| Work to be completed |
Write out the full listing again, exactly as it stands.

--*--

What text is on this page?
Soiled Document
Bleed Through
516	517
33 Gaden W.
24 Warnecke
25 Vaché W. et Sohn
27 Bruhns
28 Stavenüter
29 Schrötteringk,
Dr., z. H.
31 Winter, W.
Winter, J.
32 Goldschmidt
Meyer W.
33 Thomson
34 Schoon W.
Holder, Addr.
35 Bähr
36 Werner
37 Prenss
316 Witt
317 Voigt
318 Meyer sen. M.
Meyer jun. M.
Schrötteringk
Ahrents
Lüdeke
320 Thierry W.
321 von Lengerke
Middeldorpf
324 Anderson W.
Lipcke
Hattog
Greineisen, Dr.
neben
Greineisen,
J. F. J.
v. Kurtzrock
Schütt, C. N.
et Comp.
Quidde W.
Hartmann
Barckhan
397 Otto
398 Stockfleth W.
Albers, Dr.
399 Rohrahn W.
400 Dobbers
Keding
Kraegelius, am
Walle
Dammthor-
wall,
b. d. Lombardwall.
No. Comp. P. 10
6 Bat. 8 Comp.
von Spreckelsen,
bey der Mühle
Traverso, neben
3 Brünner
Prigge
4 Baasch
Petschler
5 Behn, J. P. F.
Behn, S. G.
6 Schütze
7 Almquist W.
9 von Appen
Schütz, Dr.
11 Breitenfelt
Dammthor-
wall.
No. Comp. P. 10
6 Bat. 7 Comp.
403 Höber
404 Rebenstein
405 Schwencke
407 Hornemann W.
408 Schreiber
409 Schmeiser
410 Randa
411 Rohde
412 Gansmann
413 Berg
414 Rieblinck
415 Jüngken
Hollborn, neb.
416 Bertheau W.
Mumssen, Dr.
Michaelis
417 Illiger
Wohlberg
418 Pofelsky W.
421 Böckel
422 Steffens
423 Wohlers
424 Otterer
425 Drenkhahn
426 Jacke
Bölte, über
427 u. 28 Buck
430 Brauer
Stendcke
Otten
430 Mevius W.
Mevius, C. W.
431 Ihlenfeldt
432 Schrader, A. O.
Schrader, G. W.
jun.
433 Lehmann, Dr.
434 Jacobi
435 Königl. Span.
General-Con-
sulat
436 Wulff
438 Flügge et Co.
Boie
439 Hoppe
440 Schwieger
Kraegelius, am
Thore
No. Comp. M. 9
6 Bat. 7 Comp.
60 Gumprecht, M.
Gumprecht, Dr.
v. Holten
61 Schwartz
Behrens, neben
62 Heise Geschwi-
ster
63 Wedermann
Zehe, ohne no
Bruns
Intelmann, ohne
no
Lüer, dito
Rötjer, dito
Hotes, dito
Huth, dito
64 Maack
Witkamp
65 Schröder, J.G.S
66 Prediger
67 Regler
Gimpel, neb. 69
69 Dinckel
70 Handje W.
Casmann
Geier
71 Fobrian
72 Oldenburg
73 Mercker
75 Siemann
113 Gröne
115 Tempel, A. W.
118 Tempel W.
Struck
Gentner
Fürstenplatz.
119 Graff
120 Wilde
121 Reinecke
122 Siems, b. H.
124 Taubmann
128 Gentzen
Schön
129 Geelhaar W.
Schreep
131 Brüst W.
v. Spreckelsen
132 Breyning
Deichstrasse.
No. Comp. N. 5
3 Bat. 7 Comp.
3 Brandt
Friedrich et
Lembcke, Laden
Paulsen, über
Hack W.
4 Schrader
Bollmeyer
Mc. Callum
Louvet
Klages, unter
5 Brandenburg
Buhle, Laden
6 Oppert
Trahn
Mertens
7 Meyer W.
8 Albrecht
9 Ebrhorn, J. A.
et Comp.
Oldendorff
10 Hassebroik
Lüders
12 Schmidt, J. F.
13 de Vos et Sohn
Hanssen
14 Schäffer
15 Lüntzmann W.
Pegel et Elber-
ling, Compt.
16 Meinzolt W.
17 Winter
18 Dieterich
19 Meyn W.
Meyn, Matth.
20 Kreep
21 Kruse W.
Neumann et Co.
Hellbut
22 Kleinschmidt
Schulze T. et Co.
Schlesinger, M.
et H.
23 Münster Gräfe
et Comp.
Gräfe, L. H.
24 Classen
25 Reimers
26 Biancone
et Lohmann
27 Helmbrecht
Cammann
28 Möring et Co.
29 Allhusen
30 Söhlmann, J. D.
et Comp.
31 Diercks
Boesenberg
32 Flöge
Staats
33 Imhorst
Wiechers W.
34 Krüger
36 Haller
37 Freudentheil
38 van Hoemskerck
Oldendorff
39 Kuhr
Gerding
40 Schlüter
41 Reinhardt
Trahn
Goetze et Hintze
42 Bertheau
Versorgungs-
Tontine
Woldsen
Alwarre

--*--

| Final result |
What text is on this page?
Soiled Document
Bleed Through
516	517
33 Gaden W.
24 Warnecke
25 Vaché W. et Sohn
27 Bruhns
28 Stavenüter
29 Schrötteringk,
Dr., z. H.
31 Winter, W.
Winter, J.
32 Goldschmidt
Meyer W.
33 Thomson
34 Schoon W.
Holder, Addr.
35 Bähr
36 Werner
37 Prenss
316 Witt
317 Voigt
318 Meyer sen. M.
Meyer jun. M.
Schrötteringk
Ahrents
Lüdeke
320 Thierry W.
321 von Lengerke
Middeldorpf
324 Anderson W.
Lipcke
Hattog
Greineisen, Dr.
neben
Greineisen,
J. F. J.
v. Kurtzrock
Schütt, C. N.
et Comp.
Quidde W.
Hartmann
Barckhan
397 Otto
398 Stockfleth W.
Albers, Dr.
399 Rohrahn W.
400 Dobbers
Keding
Kraegelius, am
Walle
Dammthor-
wall,
b. d. Lombardwall.
No. Comp. P. 10
6 Bat. 8 Comp.
von Spreckelsen,
bey der Mühle
Traverso, neben
3 Brünner
Prigge
4 Baasch
Petschler
5 Behn, J. P. F.
Behn, S. G.
6 Schütze
7 Almquist W.
9 von Appen
Schütz, Dr.
11 Breitenfelt
Dammthor-
wall.
No. Comp. P. 10
6 Bat. 7 Comp.
403 Höber
404 Rebenstein
405 Schwencke
407 Hornemann W.
408 Schreiber
409 Schmeiser
410 Randa
411 Rohde
412 Gansmann
413 Berg
414 Rieblinck
415 Jüngken
Hollborn, neb.
416 Bertheau W.
Mumssen, Dr.
Michaelis
417 Illiger
Wohlberg
418 Pofelsky W.
421 Böckel
422 Steffens
423 Wohlers
424 Otterer
425 Drenkhahn
426 Jacke
Bölte, über
427 u. 28 Buck
430 Brauer
Stendcke
Otten
430 Mevius W.
Mevius, C. W.
431 Ihlenfeldt
432 Schrader, A. O.
Schrader, G. W.
jun.
433 Lehmann, Dr.
434 Jacobi
435 Königl. Span.
General-Con-
sulat
436 Wulff
438 Flügge et Co.
Boie
439 Hoppe
440 Schwieger
Kraegelius, am
Thore
No. Comp. M. 9
6 Bat. 7 Comp.
60 Gumprecht, M.
Gumprecht, Dr.
v. Holten
61 Schwartz
Behrens, neben
62 Heise Geschwi-
ster
63 Wedermann
Zehe, ohne no
Bruns
Intelmann, ohne
no
Lüer, dito
Rötjer, dito
Hotes, dito
Huth, dito
64 Maack
Witkamp
65 Schröder, J.G.S
66 Prediger
67 Regler
Gimpel, neb. 69
69 Dinckel
70 Handje W.
Casmann
Geier
71 Fobrian
72 Oldenburg
73 Mercker
75 Siemann
113 Gröne
115 Tempel, A. W.
118 Tempel W.
Struck
Gentner
Fürstenplatz.
119 Graff
120 Wilde
121 Reinecke
122 Siems, b. H.
124 Taubmann
128 Gentzen
Schön
129 Geelhaar W.
Schreep
131 Brüst W.
v. Spreckelsen
132 Breyning
Deichstrasse.
No. Comp. N. 5
3 Bat. 7 Comp.
3 Brandt
Friedrich et
Lembcke, Laden
Paulsen, über
Hack W.
4 Schrader
Bollmeyer
Mc. Callum
Louvet
Klages, unter
5 Brandenburg
Buhle, Laden
6 Oppert
Trahn
Mertens
7 Meyer W.
8 Albrecht
9 Ebrhorn, J. A.
et Comp.
Oldendorff
10 Hassebroik
Lüders
12 Schmidt, J. F.
13 de Vos et Sohn
Hanssen
14 Schäffer
15 Lüntzmann W.
Pegel et Elber-
ling, Compt.
16 Meinzolt W.
17 Winter
18 Dieterich
19 Meyn W.
Meyn, Matth.
20 Kreep
21 Kruse W.
Neumann et Co.
Hellbut
22 Kleinschmidt
Schulze T. et Co.
Schlesinger, M.
et H.
23 Münster Gräfe
et Comp.
Gräfe, L. H.
24 Classen
25 Reimers
26 Biancone
et Lohmann
27 Helmbrecht
Cammann
28 Möring et Co.
29 Allhusen
30 Söhlmann, J. D.
et Comp.
31 Diercks
Boesenberg
32 Flöge
Staats
33 Imhorst
Wiechers W.
34 Krüger
36 Haller
37 Freudentheil
38 van Hoemskerck
Oldendorff
39 Kuhr
Gerding
40 Schlüter
41 Reinhardt
Trahn
Goetze et Hintze
42 Bertheau
Versorgungs-
Tontine
Woldsen
Alwarre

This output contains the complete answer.